Raw records:
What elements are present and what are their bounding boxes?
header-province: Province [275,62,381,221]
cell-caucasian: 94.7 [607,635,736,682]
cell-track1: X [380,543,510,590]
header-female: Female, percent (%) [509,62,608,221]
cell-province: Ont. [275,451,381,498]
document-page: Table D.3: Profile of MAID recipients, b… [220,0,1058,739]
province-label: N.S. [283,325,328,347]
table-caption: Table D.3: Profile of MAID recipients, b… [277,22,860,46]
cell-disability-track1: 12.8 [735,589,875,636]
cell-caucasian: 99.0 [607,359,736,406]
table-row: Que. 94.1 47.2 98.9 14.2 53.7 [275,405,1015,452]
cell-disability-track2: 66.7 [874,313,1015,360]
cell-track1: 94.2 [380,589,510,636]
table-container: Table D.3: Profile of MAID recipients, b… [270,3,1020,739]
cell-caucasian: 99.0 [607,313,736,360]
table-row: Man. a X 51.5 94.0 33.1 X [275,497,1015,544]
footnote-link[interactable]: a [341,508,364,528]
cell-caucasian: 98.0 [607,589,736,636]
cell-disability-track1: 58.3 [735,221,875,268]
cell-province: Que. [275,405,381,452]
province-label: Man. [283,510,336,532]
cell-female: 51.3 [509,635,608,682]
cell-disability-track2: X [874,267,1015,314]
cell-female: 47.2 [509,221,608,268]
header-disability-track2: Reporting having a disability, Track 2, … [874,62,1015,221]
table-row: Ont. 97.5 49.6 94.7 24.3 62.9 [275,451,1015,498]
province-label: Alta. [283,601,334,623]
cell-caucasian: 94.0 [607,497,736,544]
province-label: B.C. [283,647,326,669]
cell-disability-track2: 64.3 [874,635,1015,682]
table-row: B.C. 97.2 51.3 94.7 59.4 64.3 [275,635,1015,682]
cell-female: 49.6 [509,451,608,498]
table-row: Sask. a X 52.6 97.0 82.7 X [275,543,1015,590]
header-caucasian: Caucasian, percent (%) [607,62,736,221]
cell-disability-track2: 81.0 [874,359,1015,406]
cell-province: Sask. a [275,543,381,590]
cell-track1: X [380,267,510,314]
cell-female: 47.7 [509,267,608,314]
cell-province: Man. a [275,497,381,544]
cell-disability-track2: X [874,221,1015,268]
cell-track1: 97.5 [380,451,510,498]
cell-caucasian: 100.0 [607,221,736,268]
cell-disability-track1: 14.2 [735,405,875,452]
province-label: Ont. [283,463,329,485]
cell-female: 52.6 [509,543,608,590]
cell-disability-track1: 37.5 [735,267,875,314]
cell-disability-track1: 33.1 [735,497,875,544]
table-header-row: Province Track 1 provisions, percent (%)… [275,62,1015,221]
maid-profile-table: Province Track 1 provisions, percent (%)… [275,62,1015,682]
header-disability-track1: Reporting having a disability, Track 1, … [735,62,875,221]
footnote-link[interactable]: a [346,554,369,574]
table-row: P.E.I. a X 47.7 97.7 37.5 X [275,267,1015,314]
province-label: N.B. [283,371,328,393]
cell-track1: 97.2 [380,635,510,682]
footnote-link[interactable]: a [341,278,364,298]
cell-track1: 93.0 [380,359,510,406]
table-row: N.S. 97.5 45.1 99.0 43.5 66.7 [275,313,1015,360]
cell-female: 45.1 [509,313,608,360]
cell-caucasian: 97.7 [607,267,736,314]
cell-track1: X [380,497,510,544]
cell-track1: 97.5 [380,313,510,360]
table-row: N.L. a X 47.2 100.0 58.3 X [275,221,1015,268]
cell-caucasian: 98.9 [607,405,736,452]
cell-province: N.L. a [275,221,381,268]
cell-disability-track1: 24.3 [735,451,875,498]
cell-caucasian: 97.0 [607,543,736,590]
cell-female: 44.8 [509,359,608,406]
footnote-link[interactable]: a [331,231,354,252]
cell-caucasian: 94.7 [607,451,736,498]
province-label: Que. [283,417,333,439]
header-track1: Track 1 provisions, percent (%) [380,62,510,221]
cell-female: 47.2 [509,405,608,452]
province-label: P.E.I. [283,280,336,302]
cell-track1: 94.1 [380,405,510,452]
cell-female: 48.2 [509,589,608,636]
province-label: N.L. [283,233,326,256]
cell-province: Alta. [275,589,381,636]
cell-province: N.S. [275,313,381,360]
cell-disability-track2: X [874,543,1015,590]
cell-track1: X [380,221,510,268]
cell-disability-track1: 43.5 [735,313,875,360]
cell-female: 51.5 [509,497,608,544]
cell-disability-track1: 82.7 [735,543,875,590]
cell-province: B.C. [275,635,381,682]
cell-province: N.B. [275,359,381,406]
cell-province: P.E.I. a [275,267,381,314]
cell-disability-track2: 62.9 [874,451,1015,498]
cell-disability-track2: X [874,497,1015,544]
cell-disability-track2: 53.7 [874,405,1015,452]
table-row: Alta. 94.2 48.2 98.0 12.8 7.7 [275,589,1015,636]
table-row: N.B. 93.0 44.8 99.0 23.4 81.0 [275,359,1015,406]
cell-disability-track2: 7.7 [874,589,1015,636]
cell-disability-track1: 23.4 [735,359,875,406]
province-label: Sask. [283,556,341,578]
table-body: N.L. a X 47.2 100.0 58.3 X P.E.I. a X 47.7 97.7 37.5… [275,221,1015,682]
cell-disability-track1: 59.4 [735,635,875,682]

The request: Switch every "province-label" in the records to "province-name" and reproduce all the records with everything else unchanged.

Written reply:
What elements are present and what are their bounding boxes?
header-province: Province [275,62,381,221]
cell-caucasian: 94.7 [607,635,736,682]
cell-track1: X [380,543,510,590]
header-female: Female, percent (%) [509,62,608,221]
cell-province: Ont. [275,451,381,498]
document-page: Table D.3: Profile of MAID recipients, b… [220,0,1058,739]
province-name: N.S. [283,325,328,347]
table-caption: Table D.3: Profile of MAID recipients, b… [277,22,860,46]
cell-disability-track1: 12.8 [735,589,875,636]
cell-caucasian: 99.0 [607,359,736,406]
table-row: Que. 94.1 47.2 98.9 14.2 53.7 [275,405,1015,452]
cell-disability-track2: 66.7 [874,313,1015,360]
cell-track1: 94.2 [380,589,510,636]
table-container: Table D.3: Profile of MAID recipients, b… [270,3,1020,739]
cell-caucasian: 99.0 [607,313,736,360]
table-row: Man. a X 51.5 94.0 33.1 X [275,497,1015,544]
footnote-link[interactable]: a [341,508,364,528]
cell-caucasian: 98.0 [607,589,736,636]
cell-disability-track1: 58.3 [735,221,875,268]
cell-province: Que. [275,405,381,452]
province-name: Man. [283,510,336,532]
cell-female: 51.3 [509,635,608,682]
cell-disability-track2: X [874,267,1015,314]
cell-female: 47.2 [509,221,608,268]
header-disability-track2: Reporting having a disability, Track 2, … [874,62,1015,221]
table-row: Ont. 97.5 49.6 94.7 24.3 62.9 [275,451,1015,498]
province-name: Alta. [283,601,334,623]
cell-caucasian: 94.0 [607,497,736,544]
province-name: B.C. [283,647,326,669]
cell-disability-track2: 64.3 [874,635,1015,682]
table-row: B.C. 97.2 51.3 94.7 59.4 64.3 [275,635,1015,682]
cell-female: 49.6 [509,451,608,498]
table-row: Sask. a X 52.6 97.0 82.7 X [275,543,1015,590]
header-caucasian: Caucasian, percent (%) [607,62,736,221]
cell-disability-track2: 81.0 [874,359,1015,406]
cell-province: Sask. a [275,543,381,590]
cell-track1: X [380,267,510,314]
cell-female: 47.7 [509,267,608,314]
cell-province: Man. a [275,497,381,544]
cell-disability-track2: X [874,221,1015,268]
cell-track1: 97.5 [380,451,510,498]
cell-caucasian: 100.0 [607,221,736,268]
cell-disability-track1: 14.2 [735,405,875,452]
province-name: Ont. [283,463,329,485]
cell-female: 52.6 [509,543,608,590]
cell-disability-track1: 37.5 [735,267,875,314]
cell-disability-track1: 33.1 [735,497,875,544]
table-header-row: Province Track 1 provisions, percent (%)… [275,62,1015,221]
maid-profile-table: Province Track 1 provisions, percent (%)… [275,62,1015,682]
header-disability-track1: Reporting having a disability, Track 1, … [735,62,875,221]
footnote-link[interactable]: a [346,554,369,574]
table-row: P.E.I. a X 47.7 97.7 37.5 X [275,267,1015,314]
province-name: N.B. [283,371,328,393]
cell-track1: 97.2 [380,635,510,682]
footnote-link[interactable]: a [341,278,364,298]
cell-track1: 93.0 [380,359,510,406]
table-row: N.S. 97.5 45.1 99.0 43.5 66.7 [275,313,1015,360]
cell-female: 45.1 [509,313,608,360]
cell-caucasian: 97.7 [607,267,736,314]
cell-track1: X [380,497,510,544]
cell-track1: 97.5 [380,313,510,360]
table-row: N.L. a X 47.2 100.0 58.3 X [275,221,1015,268]
cell-caucasian: 98.9 [607,405,736,452]
cell-province: N.L. a [275,221,381,268]
cell-disability-track1: 24.3 [735,451,875,498]
cell-caucasian: 97.0 [607,543,736,590]
cell-female: 44.8 [509,359,608,406]
footnote-link[interactable]: a [331,231,354,252]
cell-caucasian: 94.7 [607,451,736,498]
province-name: Que. [283,417,333,439]
header-track1: Track 1 provisions, percent (%) [380,62,510,221]
cell-female: 47.2 [509,405,608,452]
province-name: P.E.I. [283,280,336,302]
cell-track1: 94.1 [380,405,510,452]
cell-female: 48.2 [509,589,608,636]
province-name: N.L. [283,233,326,256]
cell-province: Alta. [275,589,381,636]
cell-province: N.S. [275,313,381,360]
cell-disability-track2: X [874,543,1015,590]
cell-track1: X [380,221,510,268]
cell-disability-track1: 43.5 [735,313,875,360]
cell-female: 51.5 [509,497,608,544]
cell-disability-track1: 82.7 [735,543,875,590]
cell-province: B.C. [275,635,381,682]
cell-province: N.B. [275,359,381,406]
cell-province: P.E.I. a [275,267,381,314]
cell-disability-track2: 62.9 [874,451,1015,498]
cell-disability-track2: X [874,497,1015,544]
cell-disability-track2: 53.7 [874,405,1015,452]
table-row: Alta. 94.2 48.2 98.0 12.8 7.7 [275,589,1015,636]
table-row: N.B. 93.0 44.8 99.0 23.4 81.0 [275,359,1015,406]
cell-disability-track2: 7.7 [874,589,1015,636]
cell-disability-track1: 23.4 [735,359,875,406]
province-name: Sask. [283,556,341,578]
table-body: N.L. a X 47.2 100.0 58.3 X P.E.I. a X 47.7 97.7 37.5… [275,221,1015,682]
cell-disability-track1: 59.4 [735,635,875,682]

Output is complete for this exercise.